* begin SUPPLIED INFORMATION *

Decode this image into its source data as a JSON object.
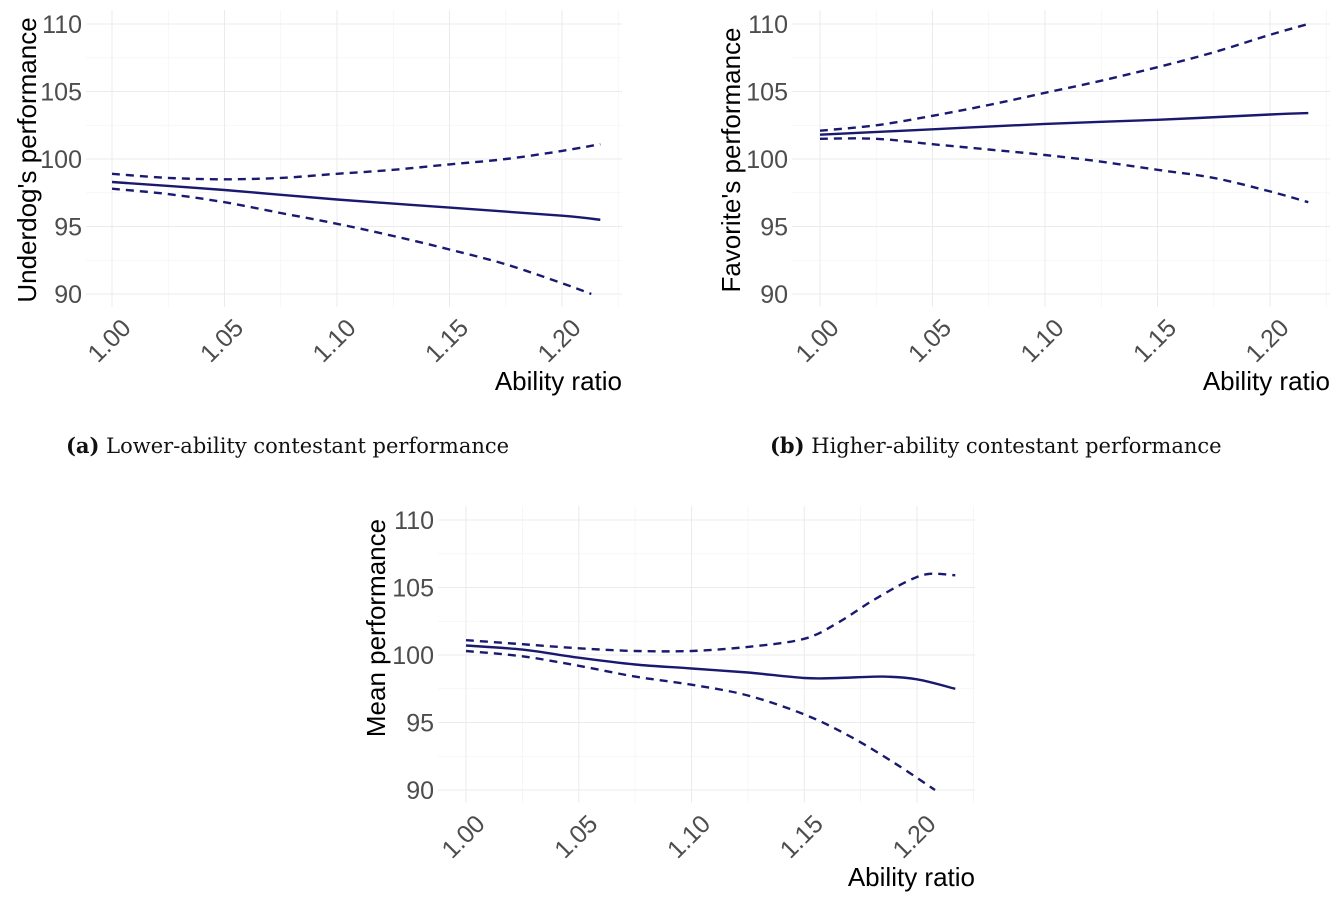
{
  "chart_data": [
    {
      "id": "a",
      "type": "line",
      "caption_label": "(a)",
      "caption_text": "Lower-ability contestant performance",
      "xlabel": "Ability ratio",
      "ylabel": "Underdog's performance",
      "xlim": [
        0.985,
        1.232
      ],
      "ylim": [
        89.2,
        110.8
      ],
      "xticks": [
        1.0,
        1.05,
        1.1,
        1.15,
        1.2
      ],
      "xtick_labels": [
        "1.00",
        "1.05",
        "1.10",
        "1.15",
        "1.20"
      ],
      "yticks": [
        90,
        95,
        100,
        105,
        110
      ],
      "ytick_labels": [
        "90",
        "95",
        "100",
        "105",
        "110"
      ],
      "grid": true,
      "color": "#191970",
      "series": [
        {
          "name": "estimate",
          "style": "solid",
          "x": [
            1.0,
            1.05,
            1.1,
            1.15,
            1.2,
            1.217
          ],
          "y": [
            98.3,
            97.7,
            97.0,
            96.4,
            95.8,
            95.5
          ]
        },
        {
          "name": "upper",
          "style": "dashed",
          "x": [
            1.0,
            1.025,
            1.05,
            1.075,
            1.1,
            1.125,
            1.15,
            1.175,
            1.2,
            1.217
          ],
          "y": [
            98.9,
            98.6,
            98.5,
            98.6,
            98.9,
            99.2,
            99.6,
            100.0,
            100.6,
            101.1
          ]
        },
        {
          "name": "lower",
          "style": "dashed",
          "x": [
            1.0,
            1.025,
            1.05,
            1.075,
            1.1,
            1.125,
            1.15,
            1.175,
            1.2,
            1.213
          ],
          "y": [
            97.8,
            97.4,
            96.8,
            96.0,
            95.2,
            94.3,
            93.3,
            92.2,
            90.8,
            90.0
          ]
        }
      ]
    },
    {
      "id": "b",
      "type": "line",
      "caption_label": "(b)",
      "caption_text": "Higher-ability contestant performance",
      "xlabel": "Ability ratio",
      "ylabel": "Favorite's performance",
      "xlim": [
        0.985,
        1.232
      ],
      "ylim": [
        89.2,
        110.8
      ],
      "xticks": [
        1.0,
        1.05,
        1.1,
        1.15,
        1.2
      ],
      "xtick_labels": [
        "1.00",
        "1.05",
        "1.10",
        "1.15",
        "1.20"
      ],
      "yticks": [
        90,
        95,
        100,
        105,
        110
      ],
      "ytick_labels": [
        "90",
        "95",
        "100",
        "105",
        "110"
      ],
      "grid": true,
      "color": "#191970",
      "series": [
        {
          "name": "estimate",
          "style": "solid",
          "x": [
            1.0,
            1.05,
            1.1,
            1.15,
            1.2,
            1.217
          ],
          "y": [
            101.8,
            102.2,
            102.6,
            102.9,
            103.3,
            103.4
          ]
        },
        {
          "name": "upper",
          "style": "dashed",
          "x": [
            1.0,
            1.025,
            1.05,
            1.075,
            1.1,
            1.125,
            1.15,
            1.175,
            1.2,
            1.217
          ],
          "y": [
            102.1,
            102.5,
            103.2,
            104.0,
            104.9,
            105.8,
            106.8,
            107.9,
            109.2,
            110.0
          ]
        },
        {
          "name": "lower",
          "style": "dashed",
          "x": [
            1.0,
            1.025,
            1.05,
            1.075,
            1.1,
            1.125,
            1.15,
            1.175,
            1.2,
            1.217
          ],
          "y": [
            101.5,
            101.5,
            101.1,
            100.7,
            100.3,
            99.8,
            99.2,
            98.6,
            97.6,
            96.8
          ]
        }
      ]
    },
    {
      "id": "c",
      "type": "line",
      "caption_label": "",
      "caption_text": "",
      "xlabel": "Ability ratio",
      "ylabel": "Mean performance",
      "xlim": [
        0.985,
        1.232
      ],
      "ylim": [
        89.2,
        110.8
      ],
      "xticks": [
        1.0,
        1.05,
        1.1,
        1.15,
        1.2
      ],
      "xtick_labels": [
        "1.00",
        "1.05",
        "1.10",
        "1.15",
        "1.20"
      ],
      "yticks": [
        90,
        95,
        100,
        105,
        110
      ],
      "ytick_labels": [
        "90",
        "95",
        "100",
        "105",
        "110"
      ],
      "grid": true,
      "color": "#191970",
      "series": [
        {
          "name": "estimate",
          "style": "solid",
          "x": [
            1.0,
            1.025,
            1.05,
            1.075,
            1.1,
            1.125,
            1.15,
            1.165,
            1.185,
            1.2,
            1.217
          ],
          "y": [
            100.7,
            100.4,
            99.8,
            99.3,
            99.0,
            98.7,
            98.3,
            98.3,
            98.4,
            98.2,
            97.5
          ]
        },
        {
          "name": "upper",
          "style": "dashed",
          "x": [
            1.0,
            1.025,
            1.05,
            1.075,
            1.1,
            1.125,
            1.15,
            1.165,
            1.18,
            1.195,
            1.205,
            1.217
          ],
          "y": [
            101.1,
            100.8,
            100.5,
            100.3,
            100.3,
            100.6,
            101.2,
            102.4,
            104.0,
            105.4,
            106.0,
            105.9
          ]
        },
        {
          "name": "lower",
          "style": "dashed",
          "x": [
            1.0,
            1.025,
            1.05,
            1.075,
            1.1,
            1.125,
            1.15,
            1.17,
            1.19,
            1.208
          ],
          "y": [
            100.3,
            99.9,
            99.2,
            98.4,
            97.8,
            97.0,
            95.6,
            94.0,
            92.0,
            90.0
          ]
        }
      ]
    }
  ]
}
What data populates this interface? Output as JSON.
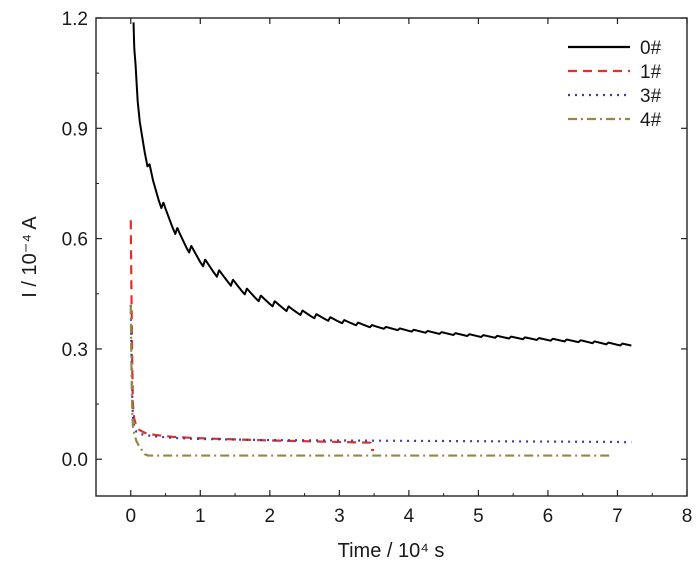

* end SUPPLIED INFORMATION *

-- PROBLEM DETAILS --
Repeat each entry exactly. Pictures do not belong in the copy.

-- SOLUTION FOR THIS PROBLEM --
Decode this image into its source data as a JSON object.
{
  "chart_data": [
    {
      "id": "a",
      "type": "line",
      "caption_label": "(a)",
      "caption_text": "Lower-ability contestant performance",
      "xlabel": "Ability ratio",
      "ylabel": "Underdog's performance",
      "xlim": [
        0.985,
        1.232
      ],
      "ylim": [
        89.2,
        110.8
      ],
      "xticks": [
        1.0,
        1.05,
        1.1,
        1.15,
        1.2
      ],
      "xtick_labels": [
        "1.00",
        "1.05",
        "1.10",
        "1.15",
        "1.20"
      ],
      "yticks": [
        90,
        95,
        100,
        105,
        110
      ],
      "ytick_labels": [
        "90",
        "95",
        "100",
        "105",
        "110"
      ],
      "grid": true,
      "color": "#191970",
      "series": [
        {
          "name": "estimate",
          "style": "solid",
          "x": [
            1.0,
            1.05,
            1.1,
            1.15,
            1.2,
            1.217
          ],
          "y": [
            98.3,
            97.7,
            97.0,
            96.4,
            95.8,
            95.5
          ]
        },
        {
          "name": "upper",
          "style": "dashed",
          "x": [
            1.0,
            1.025,
            1.05,
            1.075,
            1.1,
            1.125,
            1.15,
            1.175,
            1.2,
            1.217
          ],
          "y": [
            98.9,
            98.6,
            98.5,
            98.6,
            98.9,
            99.2,
            99.6,
            100.0,
            100.6,
            101.1
          ]
        },
        {
          "name": "lower",
          "style": "dashed",
          "x": [
            1.0,
            1.025,
            1.05,
            1.075,
            1.1,
            1.125,
            1.15,
            1.175,
            1.2,
            1.213
          ],
          "y": [
            97.8,
            97.4,
            96.8,
            96.0,
            95.2,
            94.3,
            93.3,
            92.2,
            90.8,
            90.0
          ]
        }
      ]
    },
    {
      "id": "b",
      "type": "line",
      "caption_label": "(b)",
      "caption_text": "Higher-ability contestant performance",
      "xlabel": "Ability ratio",
      "ylabel": "Favorite's performance",
      "xlim": [
        0.985,
        1.232
      ],
      "ylim": [
        89.2,
        110.8
      ],
      "xticks": [
        1.0,
        1.05,
        1.1,
        1.15,
        1.2
      ],
      "xtick_labels": [
        "1.00",
        "1.05",
        "1.10",
        "1.15",
        "1.20"
      ],
      "yticks": [
        90,
        95,
        100,
        105,
        110
      ],
      "ytick_labels": [
        "90",
        "95",
        "100",
        "105",
        "110"
      ],
      "grid": true,
      "color": "#191970",
      "series": [
        {
          "name": "estimate",
          "style": "solid",
          "x": [
            1.0,
            1.05,
            1.1,
            1.15,
            1.2,
            1.217
          ],
          "y": [
            101.8,
            102.2,
            102.6,
            102.9,
            103.3,
            103.4
          ]
        },
        {
          "name": "upper",
          "style": "dashed",
          "x": [
            1.0,
            1.025,
            1.05,
            1.075,
            1.1,
            1.125,
            1.15,
            1.175,
            1.2,
            1.217
          ],
          "y": [
            102.1,
            102.5,
            103.2,
            104.0,
            104.9,
            105.8,
            106.8,
            107.9,
            109.2,
            110.0
          ]
        },
        {
          "name": "lower",
          "style": "dashed",
          "x": [
            1.0,
            1.025,
            1.05,
            1.075,
            1.1,
            1.125,
            1.15,
            1.175,
            1.2,
            1.217
          ],
          "y": [
            101.5,
            101.5,
            101.1,
            100.7,
            100.3,
            99.8,
            99.2,
            98.6,
            97.6,
            96.8
          ]
        }
      ]
    },
    {
      "id": "c",
      "type": "line",
      "caption_label": "",
      "caption_text": "",
      "xlabel": "Ability ratio",
      "ylabel": "Mean performance",
      "xlim": [
        0.985,
        1.232
      ],
      "ylim": [
        89.2,
        110.8
      ],
      "xticks": [
        1.0,
        1.05,
        1.1,
        1.15,
        1.2
      ],
      "xtick_labels": [
        "1.00",
        "1.05",
        "1.10",
        "1.15",
        "1.20"
      ],
      "yticks": [
        90,
        95,
        100,
        105,
        110
      ],
      "ytick_labels": [
        "90",
        "95",
        "100",
        "105",
        "110"
      ],
      "grid": true,
      "color": "#191970",
      "series": [
        {
          "name": "estimate",
          "style": "solid",
          "x": [
            1.0,
            1.025,
            1.05,
            1.075,
            1.1,
            1.125,
            1.15,
            1.165,
            1.185,
            1.2,
            1.217
          ],
          "y": [
            100.7,
            100.4,
            99.8,
            99.3,
            99.0,
            98.7,
            98.3,
            98.3,
            98.4,
            98.2,
            97.5
          ]
        },
        {
          "name": "upper",
          "style": "dashed",
          "x": [
            1.0,
            1.025,
            1.05,
            1.075,
            1.1,
            1.125,
            1.15,
            1.165,
            1.18,
            1.195,
            1.205,
            1.217
          ],
          "y": [
            101.1,
            100.8,
            100.5,
            100.3,
            100.3,
            100.6,
            101.2,
            102.4,
            104.0,
            105.4,
            106.0,
            105.9
          ]
        },
        {
          "name": "lower",
          "style": "dashed",
          "x": [
            1.0,
            1.025,
            1.05,
            1.075,
            1.1,
            1.125,
            1.15,
            1.17,
            1.19,
            1.208
          ],
          "y": [
            100.3,
            99.9,
            99.2,
            98.4,
            97.8,
            97.0,
            95.6,
            94.0,
            92.0,
            90.0
          ]
        }
      ]
    }
  ]
}
What data populates this interface? Output as JSON.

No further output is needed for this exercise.